» What is required: Give only the number of lines where "非法制造" occurs.

=== Material shown ===

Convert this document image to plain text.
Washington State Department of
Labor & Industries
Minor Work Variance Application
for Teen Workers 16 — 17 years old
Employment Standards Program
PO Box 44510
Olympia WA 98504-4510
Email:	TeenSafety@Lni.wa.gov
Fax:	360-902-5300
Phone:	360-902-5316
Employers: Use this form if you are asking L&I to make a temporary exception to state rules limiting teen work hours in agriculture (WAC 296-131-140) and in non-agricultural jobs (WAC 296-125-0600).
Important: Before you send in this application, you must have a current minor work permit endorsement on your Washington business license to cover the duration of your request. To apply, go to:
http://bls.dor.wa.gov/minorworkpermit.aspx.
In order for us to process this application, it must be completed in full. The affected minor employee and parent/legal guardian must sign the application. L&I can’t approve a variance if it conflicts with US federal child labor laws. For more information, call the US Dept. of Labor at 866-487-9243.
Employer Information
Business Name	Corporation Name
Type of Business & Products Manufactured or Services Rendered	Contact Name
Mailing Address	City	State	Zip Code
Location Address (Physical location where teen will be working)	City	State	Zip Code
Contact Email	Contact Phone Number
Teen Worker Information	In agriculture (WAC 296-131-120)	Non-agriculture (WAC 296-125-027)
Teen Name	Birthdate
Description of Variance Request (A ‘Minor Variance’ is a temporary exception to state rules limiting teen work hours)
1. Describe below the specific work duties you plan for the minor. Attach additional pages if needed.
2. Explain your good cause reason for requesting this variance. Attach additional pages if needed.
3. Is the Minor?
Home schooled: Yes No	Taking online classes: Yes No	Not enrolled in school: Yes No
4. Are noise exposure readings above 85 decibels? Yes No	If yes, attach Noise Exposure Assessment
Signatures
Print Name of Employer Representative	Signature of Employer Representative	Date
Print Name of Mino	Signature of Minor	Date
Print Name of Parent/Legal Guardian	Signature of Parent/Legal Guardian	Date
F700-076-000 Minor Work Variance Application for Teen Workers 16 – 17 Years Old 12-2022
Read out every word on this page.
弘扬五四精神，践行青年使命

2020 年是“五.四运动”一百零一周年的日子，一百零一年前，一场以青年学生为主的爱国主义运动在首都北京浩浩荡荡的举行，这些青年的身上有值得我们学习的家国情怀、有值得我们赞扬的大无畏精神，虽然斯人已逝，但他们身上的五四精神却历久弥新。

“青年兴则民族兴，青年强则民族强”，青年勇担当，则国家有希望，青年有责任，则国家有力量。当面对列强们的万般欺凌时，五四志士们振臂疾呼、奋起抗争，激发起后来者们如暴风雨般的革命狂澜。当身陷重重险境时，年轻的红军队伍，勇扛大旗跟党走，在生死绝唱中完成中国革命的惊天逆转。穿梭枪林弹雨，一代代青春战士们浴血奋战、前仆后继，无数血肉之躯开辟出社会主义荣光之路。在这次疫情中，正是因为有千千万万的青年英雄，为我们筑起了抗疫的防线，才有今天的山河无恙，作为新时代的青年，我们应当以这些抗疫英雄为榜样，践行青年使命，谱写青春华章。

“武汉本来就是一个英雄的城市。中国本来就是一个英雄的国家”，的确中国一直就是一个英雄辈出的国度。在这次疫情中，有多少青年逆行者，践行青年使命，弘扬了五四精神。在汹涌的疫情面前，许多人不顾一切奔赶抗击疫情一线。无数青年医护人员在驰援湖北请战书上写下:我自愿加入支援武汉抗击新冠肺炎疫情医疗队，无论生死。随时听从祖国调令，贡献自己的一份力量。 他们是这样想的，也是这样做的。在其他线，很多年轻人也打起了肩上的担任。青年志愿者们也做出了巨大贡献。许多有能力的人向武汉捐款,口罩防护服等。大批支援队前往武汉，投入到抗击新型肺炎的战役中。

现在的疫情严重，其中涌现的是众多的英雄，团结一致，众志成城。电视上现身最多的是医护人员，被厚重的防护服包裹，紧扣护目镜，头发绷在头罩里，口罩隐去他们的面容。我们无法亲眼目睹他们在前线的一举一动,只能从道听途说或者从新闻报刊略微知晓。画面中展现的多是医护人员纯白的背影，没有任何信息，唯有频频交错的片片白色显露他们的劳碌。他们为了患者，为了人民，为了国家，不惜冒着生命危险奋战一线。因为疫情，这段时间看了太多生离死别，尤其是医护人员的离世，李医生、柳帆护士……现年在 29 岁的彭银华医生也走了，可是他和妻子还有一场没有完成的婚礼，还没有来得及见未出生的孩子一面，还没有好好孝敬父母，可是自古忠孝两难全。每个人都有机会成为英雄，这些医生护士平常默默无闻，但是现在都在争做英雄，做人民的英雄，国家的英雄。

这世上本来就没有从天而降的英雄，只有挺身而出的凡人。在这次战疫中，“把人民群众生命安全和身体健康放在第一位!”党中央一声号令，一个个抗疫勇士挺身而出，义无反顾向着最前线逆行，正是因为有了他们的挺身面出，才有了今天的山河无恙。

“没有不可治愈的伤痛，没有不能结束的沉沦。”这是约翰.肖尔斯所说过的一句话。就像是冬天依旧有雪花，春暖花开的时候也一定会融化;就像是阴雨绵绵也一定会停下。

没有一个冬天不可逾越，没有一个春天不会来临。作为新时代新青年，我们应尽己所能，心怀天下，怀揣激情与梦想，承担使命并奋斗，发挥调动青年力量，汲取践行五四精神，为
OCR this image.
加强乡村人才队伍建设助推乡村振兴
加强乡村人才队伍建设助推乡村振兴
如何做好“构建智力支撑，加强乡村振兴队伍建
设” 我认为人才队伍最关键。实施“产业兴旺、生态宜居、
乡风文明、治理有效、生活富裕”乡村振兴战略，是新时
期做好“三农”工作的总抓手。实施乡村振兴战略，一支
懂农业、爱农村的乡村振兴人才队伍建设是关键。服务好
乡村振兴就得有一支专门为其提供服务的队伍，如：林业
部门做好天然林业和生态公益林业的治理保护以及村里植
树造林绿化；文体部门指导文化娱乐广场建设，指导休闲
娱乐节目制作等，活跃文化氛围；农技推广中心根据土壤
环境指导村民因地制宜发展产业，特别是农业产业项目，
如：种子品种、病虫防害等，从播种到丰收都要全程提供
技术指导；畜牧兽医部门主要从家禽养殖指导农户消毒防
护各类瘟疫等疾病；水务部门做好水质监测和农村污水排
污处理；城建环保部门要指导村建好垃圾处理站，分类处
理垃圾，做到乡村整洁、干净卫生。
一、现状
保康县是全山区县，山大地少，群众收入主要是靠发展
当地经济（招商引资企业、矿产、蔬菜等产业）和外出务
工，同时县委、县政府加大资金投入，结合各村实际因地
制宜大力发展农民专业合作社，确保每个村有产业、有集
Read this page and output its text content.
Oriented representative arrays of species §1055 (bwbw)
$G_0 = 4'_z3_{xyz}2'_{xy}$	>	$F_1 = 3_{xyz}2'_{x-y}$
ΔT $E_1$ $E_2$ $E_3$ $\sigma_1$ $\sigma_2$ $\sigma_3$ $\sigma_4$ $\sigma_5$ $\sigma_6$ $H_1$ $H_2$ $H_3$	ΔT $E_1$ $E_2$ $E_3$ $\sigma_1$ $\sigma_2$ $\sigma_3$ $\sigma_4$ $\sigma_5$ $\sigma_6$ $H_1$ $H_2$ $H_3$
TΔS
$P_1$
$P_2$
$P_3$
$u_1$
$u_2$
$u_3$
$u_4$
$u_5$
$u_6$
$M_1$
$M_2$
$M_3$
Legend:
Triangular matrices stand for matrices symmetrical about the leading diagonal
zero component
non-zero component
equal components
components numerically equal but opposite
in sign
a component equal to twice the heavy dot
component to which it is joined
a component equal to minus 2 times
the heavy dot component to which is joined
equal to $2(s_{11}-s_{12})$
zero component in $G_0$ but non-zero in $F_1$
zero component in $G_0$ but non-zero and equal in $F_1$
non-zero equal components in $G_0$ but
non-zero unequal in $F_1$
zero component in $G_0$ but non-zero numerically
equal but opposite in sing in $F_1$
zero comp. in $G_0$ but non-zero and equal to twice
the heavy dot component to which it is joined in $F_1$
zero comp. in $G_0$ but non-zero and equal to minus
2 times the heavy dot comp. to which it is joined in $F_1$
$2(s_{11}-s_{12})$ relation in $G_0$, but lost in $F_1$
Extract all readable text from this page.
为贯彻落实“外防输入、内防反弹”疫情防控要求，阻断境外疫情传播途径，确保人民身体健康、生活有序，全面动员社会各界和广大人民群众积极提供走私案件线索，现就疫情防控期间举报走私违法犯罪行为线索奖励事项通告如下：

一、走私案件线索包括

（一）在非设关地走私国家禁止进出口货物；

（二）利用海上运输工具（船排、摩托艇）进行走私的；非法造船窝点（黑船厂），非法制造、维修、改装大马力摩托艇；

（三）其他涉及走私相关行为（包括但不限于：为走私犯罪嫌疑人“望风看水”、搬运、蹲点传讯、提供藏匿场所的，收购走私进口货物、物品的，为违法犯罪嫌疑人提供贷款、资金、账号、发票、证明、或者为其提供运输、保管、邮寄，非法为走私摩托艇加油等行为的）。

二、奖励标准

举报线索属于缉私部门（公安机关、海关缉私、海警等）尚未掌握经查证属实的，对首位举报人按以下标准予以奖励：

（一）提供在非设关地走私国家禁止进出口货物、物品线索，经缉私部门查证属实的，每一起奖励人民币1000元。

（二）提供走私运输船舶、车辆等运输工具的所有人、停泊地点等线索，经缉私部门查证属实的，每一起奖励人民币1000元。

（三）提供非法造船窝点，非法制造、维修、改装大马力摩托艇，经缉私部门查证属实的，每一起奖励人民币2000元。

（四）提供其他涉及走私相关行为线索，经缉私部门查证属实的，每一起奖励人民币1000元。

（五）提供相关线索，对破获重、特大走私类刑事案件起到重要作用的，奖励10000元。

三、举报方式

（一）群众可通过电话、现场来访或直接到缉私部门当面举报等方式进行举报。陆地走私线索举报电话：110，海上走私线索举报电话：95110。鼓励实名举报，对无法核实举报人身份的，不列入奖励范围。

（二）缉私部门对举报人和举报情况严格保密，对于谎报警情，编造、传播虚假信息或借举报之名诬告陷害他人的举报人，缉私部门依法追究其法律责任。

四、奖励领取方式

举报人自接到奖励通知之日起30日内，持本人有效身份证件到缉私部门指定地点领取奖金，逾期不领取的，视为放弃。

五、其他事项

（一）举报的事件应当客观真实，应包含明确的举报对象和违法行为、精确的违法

===

» Exercise result: 2